■ Data lines ■
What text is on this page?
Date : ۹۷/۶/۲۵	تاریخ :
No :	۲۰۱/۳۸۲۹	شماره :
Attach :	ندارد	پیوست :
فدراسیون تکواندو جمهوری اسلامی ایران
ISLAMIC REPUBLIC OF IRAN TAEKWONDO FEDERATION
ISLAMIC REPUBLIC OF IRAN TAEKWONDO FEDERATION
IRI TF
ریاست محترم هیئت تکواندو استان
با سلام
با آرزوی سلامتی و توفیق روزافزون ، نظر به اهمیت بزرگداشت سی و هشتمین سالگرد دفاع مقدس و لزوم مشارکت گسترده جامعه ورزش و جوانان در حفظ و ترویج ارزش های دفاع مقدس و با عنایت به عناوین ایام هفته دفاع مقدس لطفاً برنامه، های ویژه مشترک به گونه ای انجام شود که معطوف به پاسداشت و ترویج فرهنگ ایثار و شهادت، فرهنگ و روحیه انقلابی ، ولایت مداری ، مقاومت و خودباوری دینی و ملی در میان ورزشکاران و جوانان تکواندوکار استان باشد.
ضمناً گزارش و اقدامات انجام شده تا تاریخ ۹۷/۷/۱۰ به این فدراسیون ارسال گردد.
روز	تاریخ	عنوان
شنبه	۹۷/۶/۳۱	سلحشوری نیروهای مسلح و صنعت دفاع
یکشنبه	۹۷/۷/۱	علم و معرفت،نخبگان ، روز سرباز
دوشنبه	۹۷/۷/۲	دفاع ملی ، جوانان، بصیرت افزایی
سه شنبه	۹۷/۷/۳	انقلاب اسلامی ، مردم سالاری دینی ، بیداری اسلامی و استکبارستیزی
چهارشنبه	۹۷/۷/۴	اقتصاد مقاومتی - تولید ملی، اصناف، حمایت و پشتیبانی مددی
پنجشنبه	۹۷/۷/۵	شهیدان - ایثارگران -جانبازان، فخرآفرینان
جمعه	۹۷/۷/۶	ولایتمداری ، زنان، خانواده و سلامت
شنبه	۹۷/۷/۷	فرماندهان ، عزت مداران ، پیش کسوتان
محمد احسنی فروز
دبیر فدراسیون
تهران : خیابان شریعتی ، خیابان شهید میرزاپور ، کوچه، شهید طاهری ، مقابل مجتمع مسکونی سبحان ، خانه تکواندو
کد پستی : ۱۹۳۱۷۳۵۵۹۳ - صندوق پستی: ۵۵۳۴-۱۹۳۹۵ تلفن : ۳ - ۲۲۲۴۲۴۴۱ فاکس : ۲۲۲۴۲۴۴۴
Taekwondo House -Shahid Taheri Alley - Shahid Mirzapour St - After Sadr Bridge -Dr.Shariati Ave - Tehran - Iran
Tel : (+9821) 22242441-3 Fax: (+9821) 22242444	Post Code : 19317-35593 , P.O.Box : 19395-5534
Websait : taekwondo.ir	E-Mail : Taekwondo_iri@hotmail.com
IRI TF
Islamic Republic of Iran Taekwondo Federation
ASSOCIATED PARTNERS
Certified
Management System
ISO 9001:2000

■ Task brief ■
Copy each line of the records containing the string "دفاع".

■ Answer for this exercise ■
با آرزوی سلامتی و توفیق روزافزون ، نظر به اهمیت بزرگداشت سی و هشتمین سالگرد دفاع مقدس و لزوم مشارکت گسترده جامعه ورزش و جوانان در حفظ و ترویج ارزش های دفاع مقدس و با عنایت به عناوین ایام هفته دفاع مقدس لطفاً برنامه، های ویژه مشترک به گونه ای انجام شود که معطوف به پاسداشت و ترویج فرهنگ ایثار و شهادت، فرهنگ و روحیه انقلابی ، ولایت مداری ، مقاومت و خودباوری دینی و ملی در میان ورزشکاران و جوانان تکواندوکار استان باشد.
شنبه	۹۷/۶/۳۱	سلحشوری نیروهای مسلح و صنعت دفاع
دوشنبه	۹۷/۷/۲	دفاع ملی ، جوانان، بصیرت افزایی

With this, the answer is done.